__WORK TO COMPLETE__:
Pick out all lines in the listing holding the string "Query" and copy them.

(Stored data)
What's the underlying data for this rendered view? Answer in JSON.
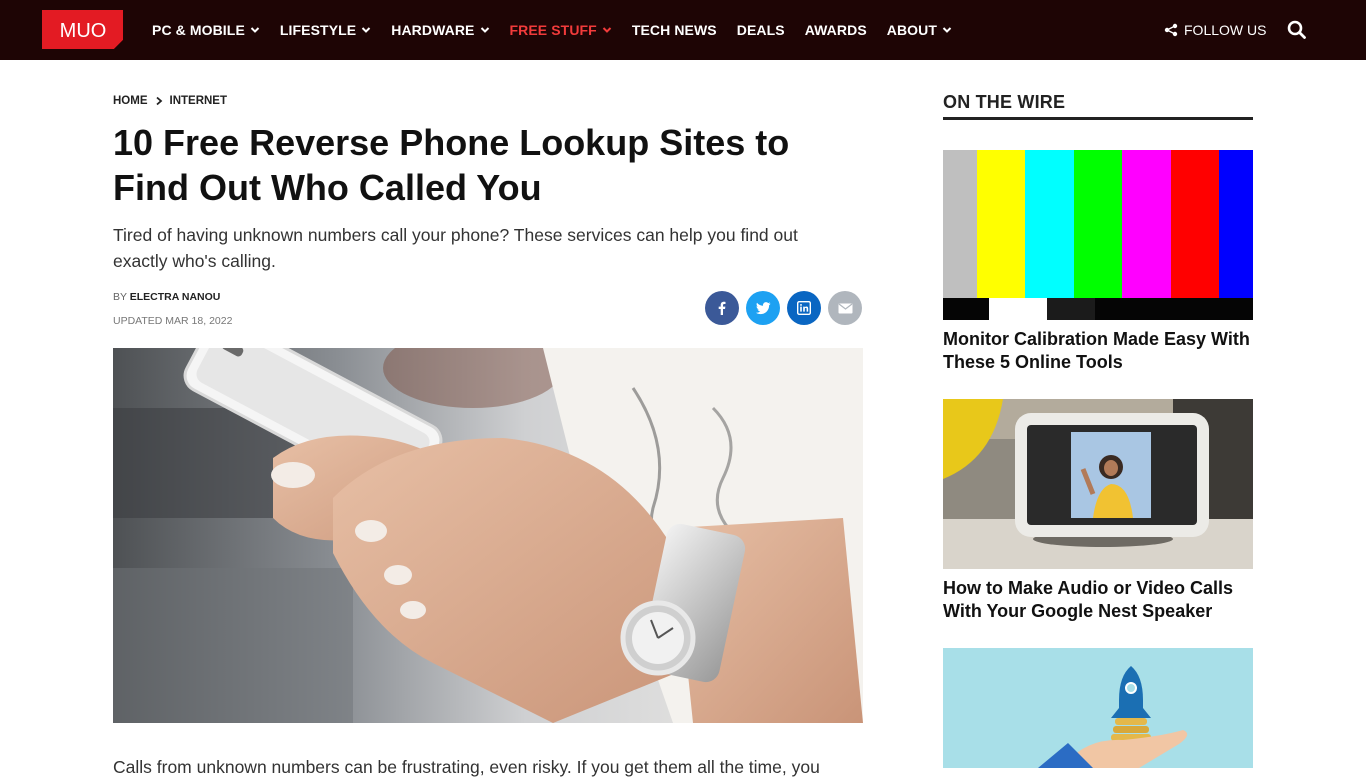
{
  "brand": {
    "logo_text": "MUO",
    "accent": "#e31b23",
    "nav_bg": "#1e0505"
  },
  "nav": {
    "items": [
      {
        "label": "PC & MOBILE",
        "dropdown": true,
        "active": false
      },
      {
        "label": "LIFESTYLE",
        "dropdown": true,
        "active": false
      },
      {
        "label": "HARDWARE",
        "dropdown": true,
        "active": false
      },
      {
        "label": "FREE STUFF",
        "dropdown": true,
        "active": true
      },
      {
        "label": "TECH NEWS",
        "dropdown": false,
        "active": false
      },
      {
        "label": "DEALS",
        "dropdown": false,
        "active": false
      },
      {
        "label": "AWARDS",
        "dropdown": false,
        "active": false
      },
      {
        "label": "ABOUT",
        "dropdown": true,
        "active": false
      }
    ],
    "follow_label": "FOLLOW US",
    "follow_icon": "share-icon",
    "search_icon": "search-icon"
  },
  "article": {
    "breadcrumb": [
      "HOME",
      "INTERNET"
    ],
    "title": "10 Free Reverse Phone Lookup Sites to Find Out Who Called You",
    "subtitle": "Tired of having unknown numbers call your phone? These services can help you find out exactly who's calling.",
    "byline_prefix": "BY",
    "author": "ELECTRA NANOU",
    "updated": "UPDATED MAR 18, 2022",
    "share": [
      {
        "name": "facebook",
        "icon": "facebook-icon",
        "color": "#3b5998"
      },
      {
        "name": "twitter",
        "icon": "twitter-icon",
        "color": "#1da1f2"
      },
      {
        "name": "linkedin",
        "icon": "linkedin-icon",
        "color": "#0a66c2"
      },
      {
        "name": "email",
        "icon": "email-icon",
        "color": "#b0b6bd"
      }
    ],
    "body_start": "Calls from unknown numbers can be frustrating, even risky. If you get them all the time, you"
  },
  "sidebar": {
    "heading": "ON THE WIRE",
    "cards": [
      {
        "title": "Monitor Calibration Made Easy With These 5 Online Tools",
        "image": "color-bars"
      },
      {
        "title": "How to Make Audio or Video Calls With Your Google Nest Speaker",
        "image": "nest-hub"
      },
      {
        "title": "",
        "image": "rocket-hand"
      }
    ]
  }
}
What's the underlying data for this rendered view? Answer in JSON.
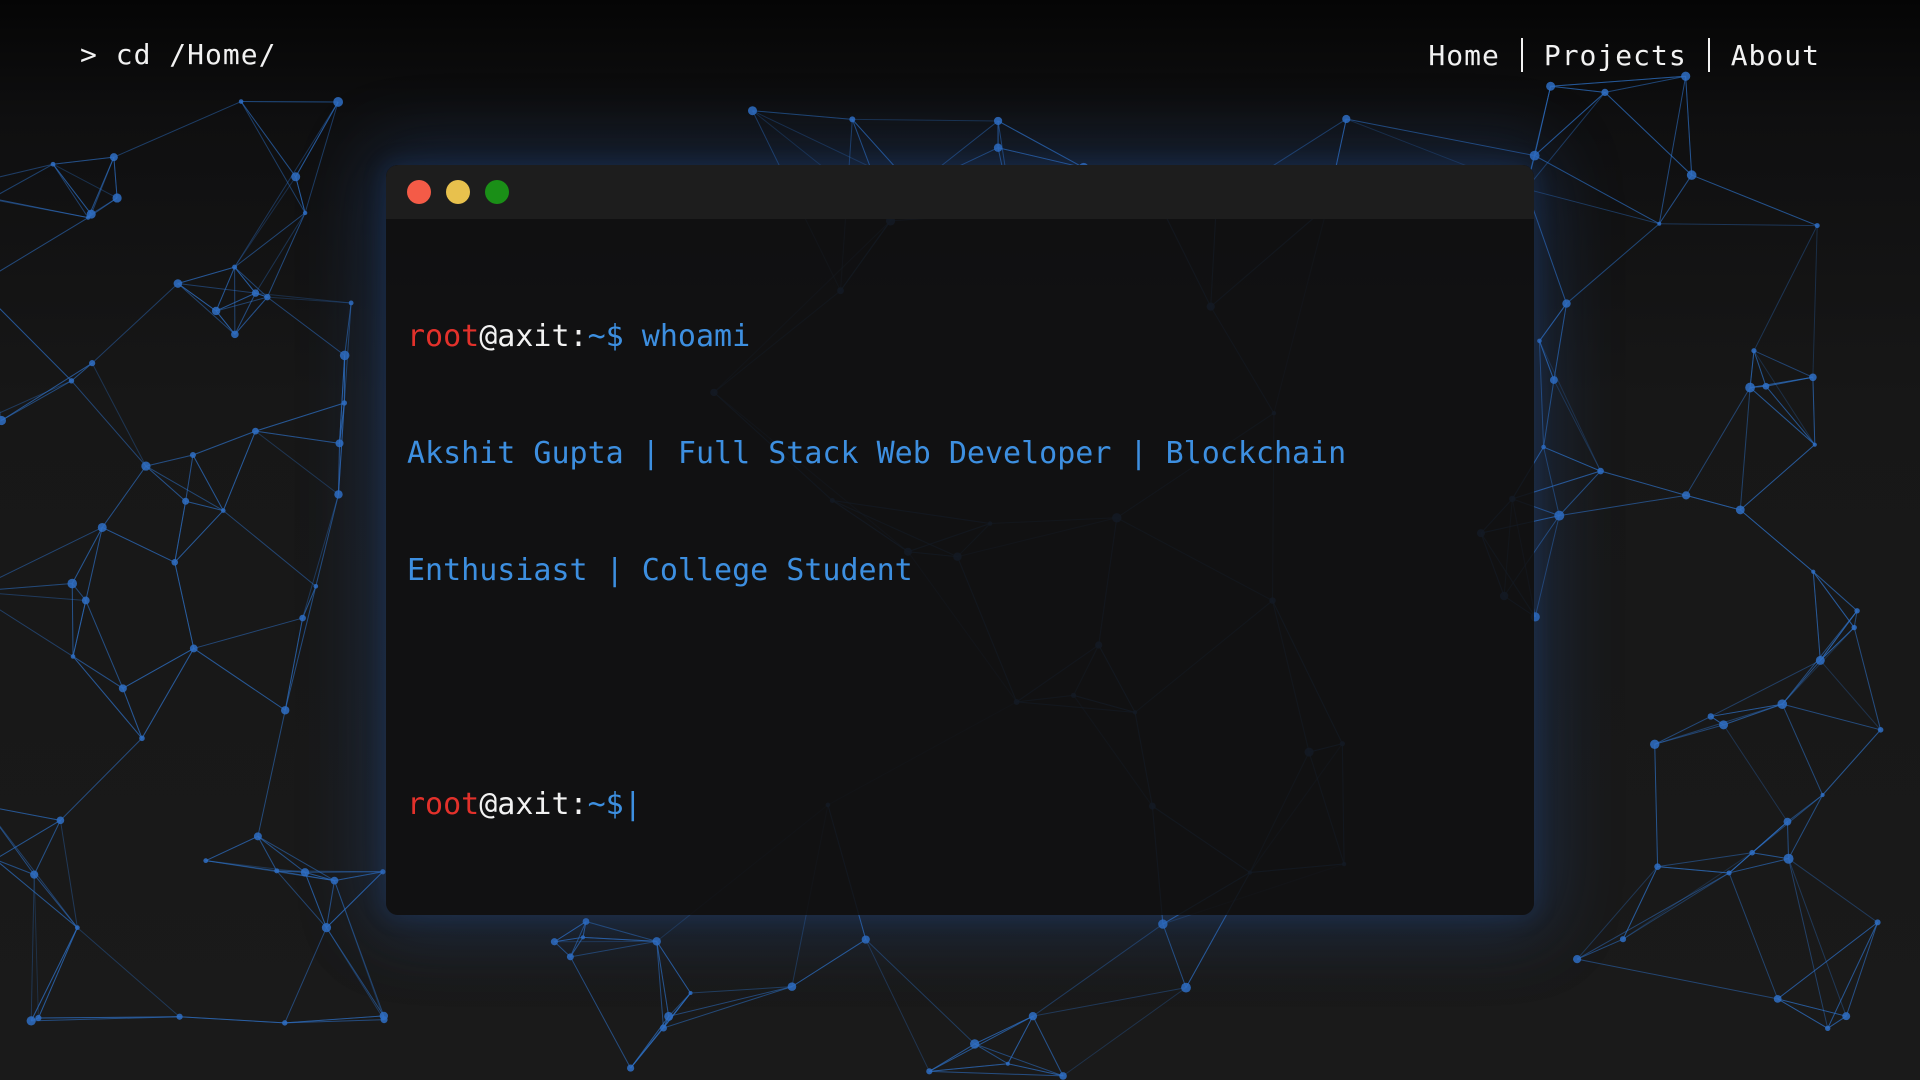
{
  "header": {
    "path": "> cd /Home/",
    "nav": [
      {
        "label": "Home"
      },
      {
        "label": "Projects"
      },
      {
        "label": "About"
      }
    ]
  },
  "terminal": {
    "lines": [
      {
        "user": "root",
        "host": "@axit:",
        "path": "~$",
        "command": " whoami"
      },
      {
        "output": "Akshit Gupta | Full Stack Web Developer | Blockchain"
      },
      {
        "output": "Enthusiast | College Student"
      },
      {
        "user": "root",
        "host": "@axit:",
        "path": "~$",
        "cursor": "|"
      }
    ]
  },
  "colors": {
    "background": "#161616",
    "accent": "#3d8fe0",
    "prompt_user": "#e3312b",
    "close": "#f45b47",
    "minimize": "#e8c14d",
    "maximize": "#1a8f17"
  }
}
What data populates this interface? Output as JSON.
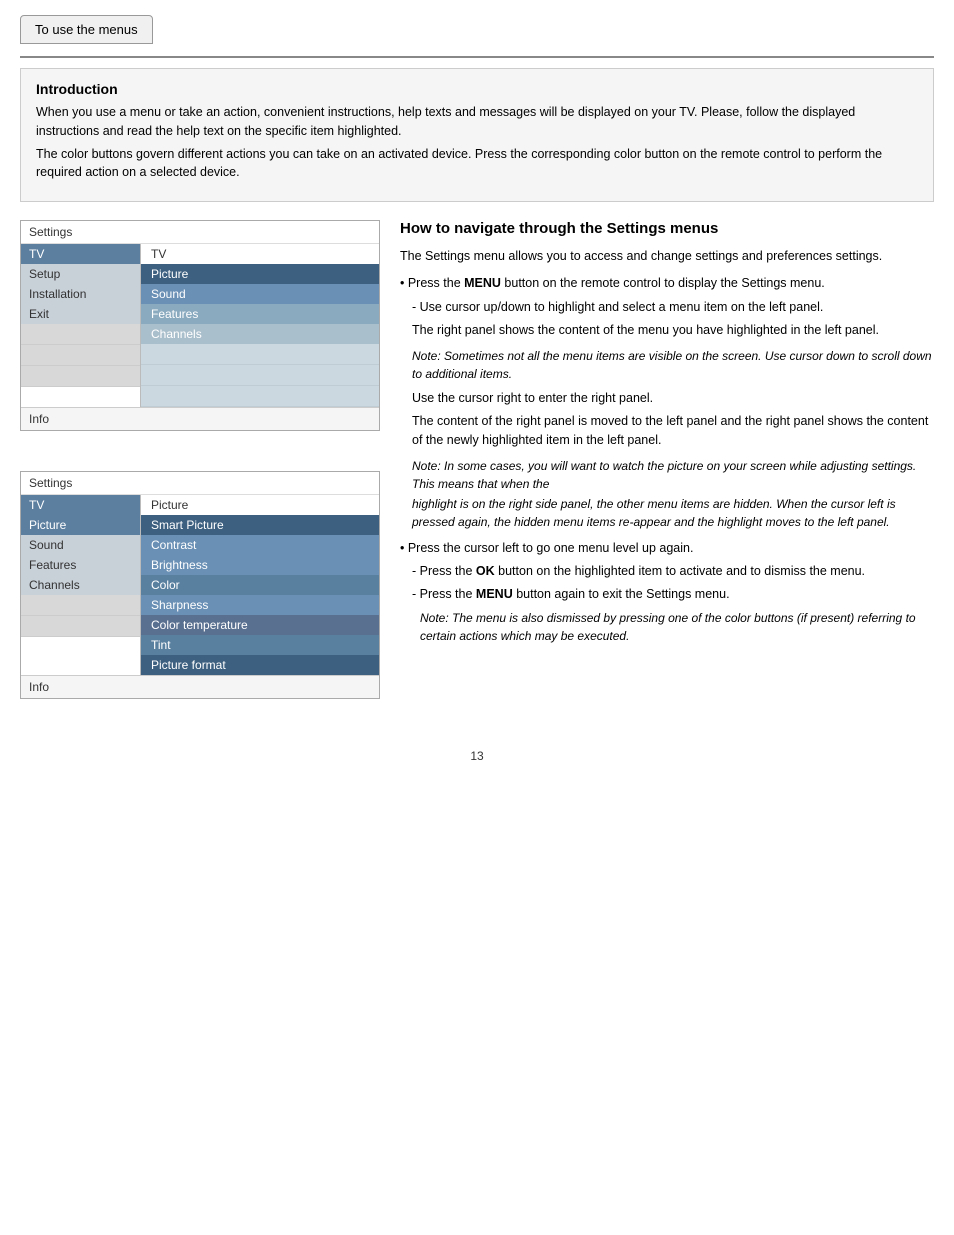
{
  "header": {
    "tab_label": "To use the menus"
  },
  "intro": {
    "title": "Introduction",
    "paragraph1": "When you use a menu or take an action, convenient instructions, help texts and messages will be displayed on your TV. Please, follow the displayed instructions and read the help text on the specific item highlighted.",
    "paragraph2": "The color buttons govern different actions you can take on an activated device. Press the corresponding color button on the remote control to perform the required action on a selected device."
  },
  "diagram1": {
    "settings_label": "Settings",
    "tv_label": "TV",
    "left_items": [
      "TV",
      "Setup",
      "Installation",
      "Exit",
      "",
      "",
      ""
    ],
    "right_header": "TV",
    "right_items": [
      "Picture",
      "Sound",
      "Features",
      "Channels",
      "",
      "",
      ""
    ],
    "info_label": "Info"
  },
  "diagram2": {
    "settings_label": "Settings",
    "tv_label": "TV",
    "left_items": [
      "TV",
      "Picture",
      "Sound",
      "Features",
      "Channels",
      "",
      ""
    ],
    "right_header": "Picture",
    "right_items": [
      "Smart Picture",
      "Contrast",
      "Brightness",
      "Color",
      "Sharpness",
      "Color temperature",
      "Tint",
      "Picture format"
    ],
    "info_label": "Info"
  },
  "howto": {
    "title": "How to navigate through the Settings menus",
    "intro": "The Settings menu allows you to access and change settings and preferences settings.",
    "bullets": [
      {
        "type": "bullet",
        "text": "Press the MENU button on the remote control to display the Settings menu."
      },
      {
        "type": "dash",
        "text": "Use cursor up/down to highlight and select a menu item on the left panel."
      }
    ],
    "indent1": "The right panel shows the content of the  menu you have highlighted in the left panel.",
    "note1": "Note: Sometimes not all the menu items are visible on the screen. Use cursor down to scroll down to additional items.",
    "dash2": "Use the cursor right to enter the right panel.",
    "indent2": "The content of the right panel is moved to the left panel and the right panel shows the content of the newly highlighted item in the left panel.",
    "note2": "Note: In some cases, you will want to watch the picture on your screen while adjusting settings. This means that when the",
    "note3": "highlight is on the right side panel, the other menu items are hidden. When the cursor left is pressed again, the hidden menu items re-appear and the highlight moves to the left panel.",
    "bullet2": "Press the cursor left to go one menu level up again.",
    "dash3": "Press the OK button on the highlighted item to activate and to dismiss the menu.",
    "dash4": "Press the MENU button again to exit the Settings menu.",
    "note4": "Note: The menu is also dismissed by pressing one of the color buttons (if present) referring to certain actions which may be executed."
  },
  "page_number": "13"
}
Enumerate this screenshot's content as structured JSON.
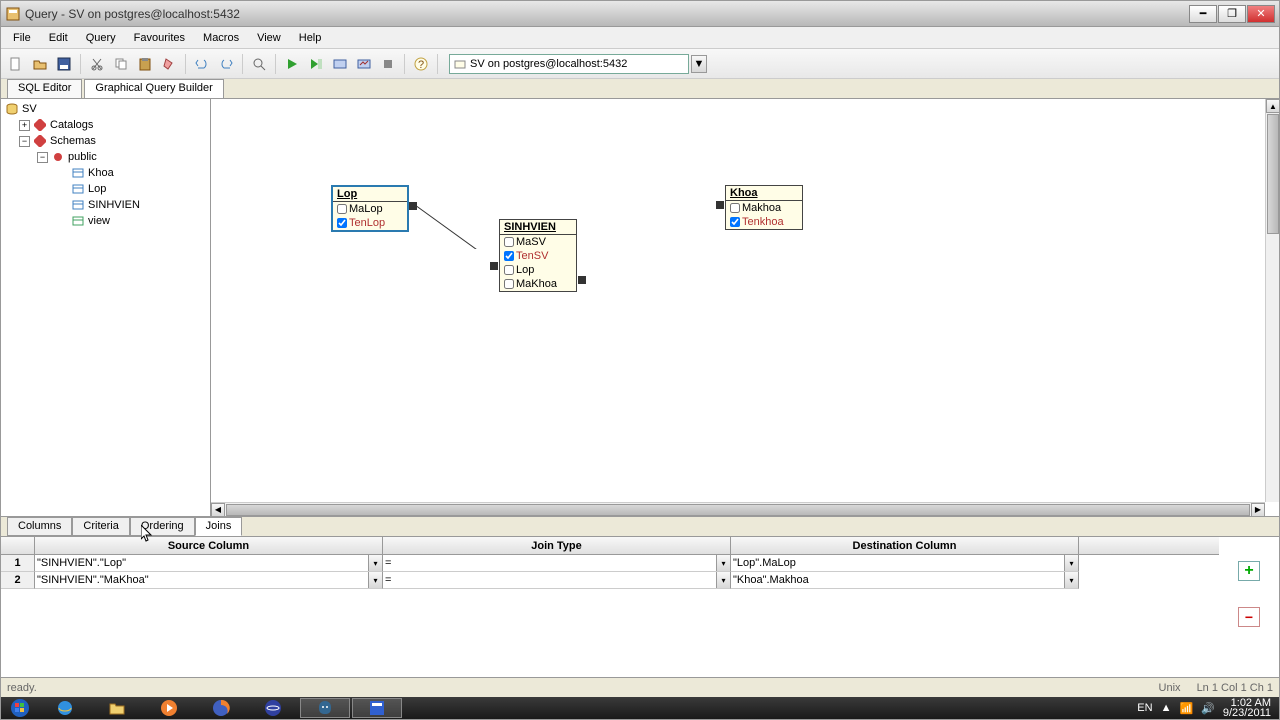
{
  "window": {
    "title": "Query - SV on postgres@localhost:5432"
  },
  "menu": {
    "file": "File",
    "edit": "Edit",
    "query": "Query",
    "favourites": "Favourites",
    "macros": "Macros",
    "view": "View",
    "help": "Help"
  },
  "toolbar": {
    "db_selected": "SV on postgres@localhost:5432"
  },
  "editor_tabs": {
    "sql": "SQL Editor",
    "gqb": "Graphical Query Builder"
  },
  "tree": {
    "root": "SV",
    "catalogs": "Catalogs",
    "schemas": "Schemas",
    "public": "public",
    "tables": {
      "khoa": "Khoa",
      "lop": "Lop",
      "sinhvien": "SINHVIEN",
      "view": "view"
    }
  },
  "canvas": {
    "tables": {
      "lop": {
        "title": "Lop",
        "cols": [
          {
            "name": "MaLop",
            "checked": false
          },
          {
            "name": "TenLop",
            "checked": true
          }
        ]
      },
      "sinhvien": {
        "title": "SINHVIEN",
        "cols": [
          {
            "name": "MaSV",
            "checked": false
          },
          {
            "name": "TenSV",
            "checked": true
          },
          {
            "name": "Lop",
            "checked": false
          },
          {
            "name": "MaKhoa",
            "checked": false
          }
        ]
      },
      "khoa": {
        "title": "Khoa",
        "cols": [
          {
            "name": "Makhoa",
            "checked": false
          },
          {
            "name": "Tenkhoa",
            "checked": true
          }
        ]
      }
    },
    "join_label": "="
  },
  "bottom_tabs": {
    "columns": "Columns",
    "criteria": "Criteria",
    "ordering": "Ordering",
    "joins": "Joins"
  },
  "grid": {
    "headers": {
      "rownum": "",
      "source": "Source Column",
      "jointype": "Join Type",
      "dest": "Destination Column"
    },
    "rows": [
      {
        "num": "1",
        "source": "\"SINHVIEN\".\"Lop\"",
        "jointype": "=",
        "dest": "\"Lop\".MaLop"
      },
      {
        "num": "2",
        "source": "\"SINHVIEN\".\"MaKhoa\"",
        "jointype": "=",
        "dest": "\"Khoa\".Makhoa"
      }
    ]
  },
  "status": {
    "ready": "ready.",
    "mode": "Unix",
    "pos": "Ln 1 Col 1 Ch 1"
  },
  "tray": {
    "lang": "EN",
    "time": "1:02 AM",
    "date": "9/23/2011"
  }
}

__RESPONSE TO THIS TASK__:
    "title": "Query - SV on postgres@localhost:5432"
    "query": "Query",
    "gqb": "Graphical Query Builder"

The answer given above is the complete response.